--- start Passage given ---

A multi-reflection time-of-flight mass analyser includes two ion mirrors spaced apart and opposing each other in a first direction X, each mirror elongated generally along a drift direction Y between a first end and a second end, the drift direction Y being orthogonal to the first direction X; an ion injector for injecting ions into a space between the ion mirrors, the ion injector located in proximity with the first end of the ion mirrors; a detector for detecting ions after they have completed a plurality of reflections between the ion mirrors, the detector located in proximity with the first end of the ion mirrors; a deflector located in proximity with the first end of the ion mirrors; and a control system.

Claims

exact text as granted — not AI-modified
1 . A multi-reflection time-of-flight mass analyser, comprising:
 two ion mirrors spaced apart and opposing each other in a first direction X, each mirror elongated generally along a drift direction Y between a first end and a second end, the drift direction Y being orthogonal to the first direction X;   an ion injector for injecting ions into a space between the ion mirrors, the ion injector located in proximity with the first end of the ion mirrors;   a detector for detecting ions after they have completed a plurality of reflections between the ion mirrors, the detector located in proximity with the first end of the ion mirrors;   a deflector located in proximity with the first end of the ion mirrors; and   a control system configured to:
 (i) cause ions to be injected from the ion injector into the space between the ion mirrors, such that the ions complete a first cycle in which the ions follow a zigzag ion path having plural reflections between the ion mirrors in the direction X whilst: (a) drifting along the drift direction Y from the deflector towards the second end of the ion mirrors, (b) reversing drift direction velocity in proximity with the second end of the ion mirrors, and (c) drifting back along the drift direction Y to the deflector; 
 (ii) cause the deflector to reverse the drift direction velocity of the ions such that the ions are caused to complete a further cycle in which the ions follow a zigzag ion path having plural reflections between the ion mirrors in the direction X whilst: (a) drifting along the drift direction Y from the deflector towards the second end of the ion mirrors, (b) reversing drift direction velocity in proximity with the second end of the ion mirrors, and (c) drifting back along the drift direction Y to the deflector; and 
 (iii) cause the ions to travel from the deflector to the detector for detection.

--- end Passage given ---
--- start Supplied material ---

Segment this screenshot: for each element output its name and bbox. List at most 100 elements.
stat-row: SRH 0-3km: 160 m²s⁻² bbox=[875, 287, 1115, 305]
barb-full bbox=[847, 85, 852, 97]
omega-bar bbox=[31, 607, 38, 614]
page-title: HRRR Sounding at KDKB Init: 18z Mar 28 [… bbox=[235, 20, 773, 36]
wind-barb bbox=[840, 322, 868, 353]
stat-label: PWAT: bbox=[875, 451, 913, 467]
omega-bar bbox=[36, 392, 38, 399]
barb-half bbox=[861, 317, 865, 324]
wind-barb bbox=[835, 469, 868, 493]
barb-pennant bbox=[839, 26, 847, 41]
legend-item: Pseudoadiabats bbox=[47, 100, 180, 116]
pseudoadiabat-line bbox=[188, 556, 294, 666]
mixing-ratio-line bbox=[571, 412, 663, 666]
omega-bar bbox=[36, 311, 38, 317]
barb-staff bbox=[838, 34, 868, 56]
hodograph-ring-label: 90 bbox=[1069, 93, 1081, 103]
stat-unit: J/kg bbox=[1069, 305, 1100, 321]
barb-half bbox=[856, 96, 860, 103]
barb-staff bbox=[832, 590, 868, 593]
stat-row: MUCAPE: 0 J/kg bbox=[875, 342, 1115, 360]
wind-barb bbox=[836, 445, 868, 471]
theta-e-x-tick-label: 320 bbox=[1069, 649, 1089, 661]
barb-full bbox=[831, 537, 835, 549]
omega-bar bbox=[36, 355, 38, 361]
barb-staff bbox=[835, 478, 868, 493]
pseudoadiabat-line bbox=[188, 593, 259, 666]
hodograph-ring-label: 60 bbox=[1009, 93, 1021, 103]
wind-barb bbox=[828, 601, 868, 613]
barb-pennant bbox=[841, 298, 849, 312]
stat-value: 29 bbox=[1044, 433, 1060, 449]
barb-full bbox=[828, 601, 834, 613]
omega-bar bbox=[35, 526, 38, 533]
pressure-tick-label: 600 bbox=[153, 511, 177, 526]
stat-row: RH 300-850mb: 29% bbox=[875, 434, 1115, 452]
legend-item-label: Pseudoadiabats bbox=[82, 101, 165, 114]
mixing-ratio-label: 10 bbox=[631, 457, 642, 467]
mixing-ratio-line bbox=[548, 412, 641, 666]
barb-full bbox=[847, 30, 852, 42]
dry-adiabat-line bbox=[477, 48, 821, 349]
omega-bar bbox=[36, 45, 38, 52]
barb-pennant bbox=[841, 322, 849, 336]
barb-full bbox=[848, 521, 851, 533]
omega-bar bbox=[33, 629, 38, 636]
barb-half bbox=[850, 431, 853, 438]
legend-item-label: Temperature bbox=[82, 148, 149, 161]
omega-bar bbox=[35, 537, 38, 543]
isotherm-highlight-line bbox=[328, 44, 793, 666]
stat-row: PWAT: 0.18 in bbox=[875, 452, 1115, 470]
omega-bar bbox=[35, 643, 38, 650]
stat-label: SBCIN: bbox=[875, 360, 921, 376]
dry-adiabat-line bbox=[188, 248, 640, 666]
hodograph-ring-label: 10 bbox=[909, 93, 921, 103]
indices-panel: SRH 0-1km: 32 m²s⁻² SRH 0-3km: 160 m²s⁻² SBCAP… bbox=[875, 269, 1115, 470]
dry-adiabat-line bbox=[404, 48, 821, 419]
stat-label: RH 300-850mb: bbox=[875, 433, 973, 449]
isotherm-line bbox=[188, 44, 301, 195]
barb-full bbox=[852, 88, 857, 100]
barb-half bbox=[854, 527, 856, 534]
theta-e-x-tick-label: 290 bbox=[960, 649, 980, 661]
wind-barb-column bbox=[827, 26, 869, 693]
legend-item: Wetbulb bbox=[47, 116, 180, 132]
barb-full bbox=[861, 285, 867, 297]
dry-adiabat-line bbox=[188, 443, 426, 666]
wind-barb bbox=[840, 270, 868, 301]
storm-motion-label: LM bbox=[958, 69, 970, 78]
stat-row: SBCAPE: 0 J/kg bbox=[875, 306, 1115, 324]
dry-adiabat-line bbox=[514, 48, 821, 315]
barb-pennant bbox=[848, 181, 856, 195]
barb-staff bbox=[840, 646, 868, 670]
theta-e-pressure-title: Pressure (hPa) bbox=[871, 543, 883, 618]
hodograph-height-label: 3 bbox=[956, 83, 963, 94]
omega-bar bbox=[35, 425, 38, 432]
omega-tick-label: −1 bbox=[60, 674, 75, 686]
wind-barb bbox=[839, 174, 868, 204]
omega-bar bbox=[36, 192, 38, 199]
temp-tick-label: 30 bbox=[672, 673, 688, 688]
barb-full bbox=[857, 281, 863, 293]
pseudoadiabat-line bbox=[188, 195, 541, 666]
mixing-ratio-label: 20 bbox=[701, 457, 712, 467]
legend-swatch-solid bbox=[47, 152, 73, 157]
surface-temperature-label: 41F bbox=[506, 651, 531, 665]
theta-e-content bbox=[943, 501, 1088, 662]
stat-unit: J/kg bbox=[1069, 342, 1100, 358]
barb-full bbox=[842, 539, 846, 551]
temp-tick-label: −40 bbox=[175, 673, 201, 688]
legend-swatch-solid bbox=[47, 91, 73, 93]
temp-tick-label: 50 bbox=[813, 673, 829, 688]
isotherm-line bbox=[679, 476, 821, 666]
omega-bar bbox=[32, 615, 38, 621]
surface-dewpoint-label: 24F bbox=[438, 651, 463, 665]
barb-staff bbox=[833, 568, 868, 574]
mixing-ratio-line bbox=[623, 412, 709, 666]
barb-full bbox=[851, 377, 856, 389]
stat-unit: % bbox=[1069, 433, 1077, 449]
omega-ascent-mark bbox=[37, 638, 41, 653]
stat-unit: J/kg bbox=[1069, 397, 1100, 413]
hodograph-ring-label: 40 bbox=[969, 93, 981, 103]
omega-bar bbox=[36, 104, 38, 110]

--- end Supplied material ---

### Required tasks
[1] Please copy out the mass analyser passage in full, word for word.
[2] Reproduce the entries from the first line through the line containing "barb-staff bbox=[838, 34, 868, 56]", with that line included, and nothing else.

### Written responses
[1]
A multi-reflection time-of-flight mass analyser includes two ion mirrors spaced apart and opposing each other in a first direction X, each mirror elongated generally along a drift direction Y between a first end and a second end, the drift direction Y being orthogonal to the first direction X; an ion injector for injecting ions into a space between the ion mirrors, the ion injector located in proximity with the first end of the ion mirrors; a detector for detecting ions after they have completed a plurality of reflections between the ion mirrors, the detector located in proximity with the first end of the ion mirrors; a deflector located in proximity with the first end of the ion mirrors; and a control system.

Claims

exact text as granted — not AI-modified
1 . A multi-reflection time-of-flight mass analyser, comprising:
 two ion mirrors spaced apart and opposing each other in a first direction X, each mirror elongated generally along a drift direction Y between a first end and a second end, the drift direction Y being orthogonal to the first direction X;   an ion injector for injecting ions into a space between the ion mirrors, the ion injector located in proximity with the first end of the ion mirrors;   a detector for detecting ions after they have completed a plurality of reflections between the ion mirrors, the detector located in proximity with the first end of the ion mirrors;   a deflector located in proximity with the first end of the ion mirrors; and   a control system configured to:
 (i) cause ions to be injected from the ion injector into the space between the ion mirrors, such that the ions complete a first cycle in which the ions follow a zigzag ion path having plural reflections between the ion mirrors in the direction X whilst: (a) drifting along the drift direction Y from the deflector towards the second end of the ion mirrors, (b) reversing drift direction velocity in proximity with the second end of the ion mirrors, and (c) drifting back along the drift direction Y to the deflector; 
 (ii) cause the deflector to reverse the drift direction velocity of the ions such that the ions are caused to complete a further cycle in which the ions follow a zigzag ion path having plural reflections between the ion mirrors in the direction X whilst: (a) drifting along the drift direction Y from the deflector towards the second end of the ion mirrors, (b) reversing drift direction velocity in proximity with the second end of the ion mirrors, and (c) drifting back along the drift direction Y to the deflector; and 
 (iii) cause the ions to travel from the deflector to the detector for detection.

[2]
Segment this screenshot: for each element output its name and bbox. List at most 100 elements.
stat-row: SRH 0-3km: 160 m²s⁻² bbox=[875, 287, 1115, 305]
barb-full bbox=[847, 85, 852, 97]
omega-bar bbox=[31, 607, 38, 614]
page-title: HRRR Sounding at KDKB Init: 18z Mar 28 [… bbox=[235, 20, 773, 36]
wind-barb bbox=[840, 322, 868, 353]
stat-label: PWAT: bbox=[875, 451, 913, 467]
omega-bar bbox=[36, 392, 38, 399]
barb-half bbox=[861, 317, 865, 324]
wind-barb bbox=[835, 469, 868, 493]
barb-pennant bbox=[839, 26, 847, 41]
legend-item: Pseudoadiabats bbox=[47, 100, 180, 116]
pseudoadiabat-line bbox=[188, 556, 294, 666]
mixing-ratio-line bbox=[571, 412, 663, 666]
omega-bar bbox=[36, 311, 38, 317]
barb-staff bbox=[838, 34, 868, 56]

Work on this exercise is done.